## SELECTED EXCERPT
Forms
This example demonstrates how to use PuppeteerCrawler
to
automatically fill and submit a search form to look up repositories on GitHub using headless Chrome / Puppeteer.
The Actor first fills in the search term, repository owner, start date and language of the repository, then submits the form
and prints out the results. Finally, the results are saved either on the Apify platform to the
default dataset
or on the local machine as JSON files in ./storage/datasets/default
.
tip
To run this example on the Apify Platform, select the apify/actor-node-puppeteer-chrome
image for your Dockerfile.
Run on
import { Actor } from 'apify';
import { launchPuppeteer } from 'crawlee';
await Actor.init();
// Launch the web browser.
const browser = await launchPuppeteer();
// Create and navigate new page
console.log('Open target page');
const page = await browser.newPage();
await page.goto('https://github.com/search/advanced');
// Fill form fields and select desired search options
console.log('Fill in search form');
await page.type('#adv_code_search input.js-advanced-search-input', 'apify-js');
await page.type('#search_from', 'apify');
await page.type('#search_date', '>2015');
await page.select('select#search_language', 'JavaScript');
// Submit the form and wait for full load of next page
console.log('Submit search form');
await Promise.all([
page.waitForNavigation(),
page.click('#adv_code_search button[type="submit"]'),
]);
// Obtain and print list of search results
const results = await page.$$eval('div.f4.text-normal a', (nodes) => nodes.map((node) => ({
url: node.href,
name: node.innerText,
})));
console.log('Results:', results);
// Store data in default dataset
await Actor.pushData(results);
// Close browser
await browser.close();
await Actor.exit();

[Stored entries]
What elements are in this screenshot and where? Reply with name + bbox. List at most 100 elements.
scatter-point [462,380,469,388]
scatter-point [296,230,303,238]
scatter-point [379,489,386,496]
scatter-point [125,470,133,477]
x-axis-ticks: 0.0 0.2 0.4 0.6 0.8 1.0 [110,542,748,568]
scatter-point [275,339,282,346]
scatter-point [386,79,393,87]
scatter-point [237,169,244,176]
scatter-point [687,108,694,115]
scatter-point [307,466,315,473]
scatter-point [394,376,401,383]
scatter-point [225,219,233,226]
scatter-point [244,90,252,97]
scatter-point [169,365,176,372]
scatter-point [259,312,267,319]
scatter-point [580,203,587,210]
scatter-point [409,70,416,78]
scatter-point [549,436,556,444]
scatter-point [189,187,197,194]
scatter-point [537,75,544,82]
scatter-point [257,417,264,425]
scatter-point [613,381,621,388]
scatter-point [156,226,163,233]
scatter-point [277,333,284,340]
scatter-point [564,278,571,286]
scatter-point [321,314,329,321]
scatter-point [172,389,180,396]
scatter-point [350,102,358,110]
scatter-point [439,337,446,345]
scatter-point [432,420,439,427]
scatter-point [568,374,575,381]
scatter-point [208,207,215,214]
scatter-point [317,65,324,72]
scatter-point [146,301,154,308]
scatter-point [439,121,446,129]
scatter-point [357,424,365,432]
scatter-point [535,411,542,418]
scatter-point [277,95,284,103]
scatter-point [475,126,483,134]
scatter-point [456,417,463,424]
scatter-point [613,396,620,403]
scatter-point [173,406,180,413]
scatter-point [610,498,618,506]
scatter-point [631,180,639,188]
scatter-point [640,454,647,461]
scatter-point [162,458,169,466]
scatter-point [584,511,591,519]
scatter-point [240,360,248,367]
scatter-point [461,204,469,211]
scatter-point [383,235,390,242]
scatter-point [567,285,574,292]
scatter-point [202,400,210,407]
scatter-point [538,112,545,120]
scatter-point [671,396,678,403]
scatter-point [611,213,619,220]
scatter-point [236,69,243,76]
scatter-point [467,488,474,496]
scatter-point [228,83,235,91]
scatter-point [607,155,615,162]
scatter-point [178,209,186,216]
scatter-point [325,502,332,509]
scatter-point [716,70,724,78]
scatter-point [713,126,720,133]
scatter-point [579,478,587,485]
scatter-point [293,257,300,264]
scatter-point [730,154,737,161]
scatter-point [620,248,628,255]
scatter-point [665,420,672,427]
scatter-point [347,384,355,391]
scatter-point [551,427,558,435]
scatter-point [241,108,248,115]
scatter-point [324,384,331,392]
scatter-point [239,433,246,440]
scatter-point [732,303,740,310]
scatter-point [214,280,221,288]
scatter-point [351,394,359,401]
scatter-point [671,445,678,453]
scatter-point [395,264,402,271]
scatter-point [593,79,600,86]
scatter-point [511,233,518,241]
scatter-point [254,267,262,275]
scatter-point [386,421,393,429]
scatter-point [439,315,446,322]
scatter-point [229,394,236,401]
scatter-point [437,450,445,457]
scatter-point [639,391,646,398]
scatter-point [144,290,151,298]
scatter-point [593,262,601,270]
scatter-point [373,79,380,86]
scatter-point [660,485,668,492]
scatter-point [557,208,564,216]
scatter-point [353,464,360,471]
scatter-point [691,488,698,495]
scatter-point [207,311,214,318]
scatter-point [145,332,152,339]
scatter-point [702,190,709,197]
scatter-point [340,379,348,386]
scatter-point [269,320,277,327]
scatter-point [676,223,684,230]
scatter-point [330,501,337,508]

## SET PROBLEM A
Which image does the forms example say to select for your Dockerfile to run it on the Apify Platform?
## SET PROBLEM B
Reproduce the stretch of the listing from its first line through the line containing "scatter-point [259,312,267,319]", word for word.

## FINAL RESULT A
apify/actor-node-puppeteer-chrome

## FINAL RESULT B
What elements are in this screenshot and where? Reply with name + bbox. List at most 100 elements.
scatter-point [462,380,469,388]
scatter-point [296,230,303,238]
scatter-point [379,489,386,496]
scatter-point [125,470,133,477]
x-axis-ticks: 0.0 0.2 0.4 0.6 0.8 1.0 [110,542,748,568]
scatter-point [275,339,282,346]
scatter-point [386,79,393,87]
scatter-point [237,169,244,176]
scatter-point [687,108,694,115]
scatter-point [307,466,315,473]
scatter-point [394,376,401,383]
scatter-point [225,219,233,226]
scatter-point [244,90,252,97]
scatter-point [169,365,176,372]
scatter-point [259,312,267,319]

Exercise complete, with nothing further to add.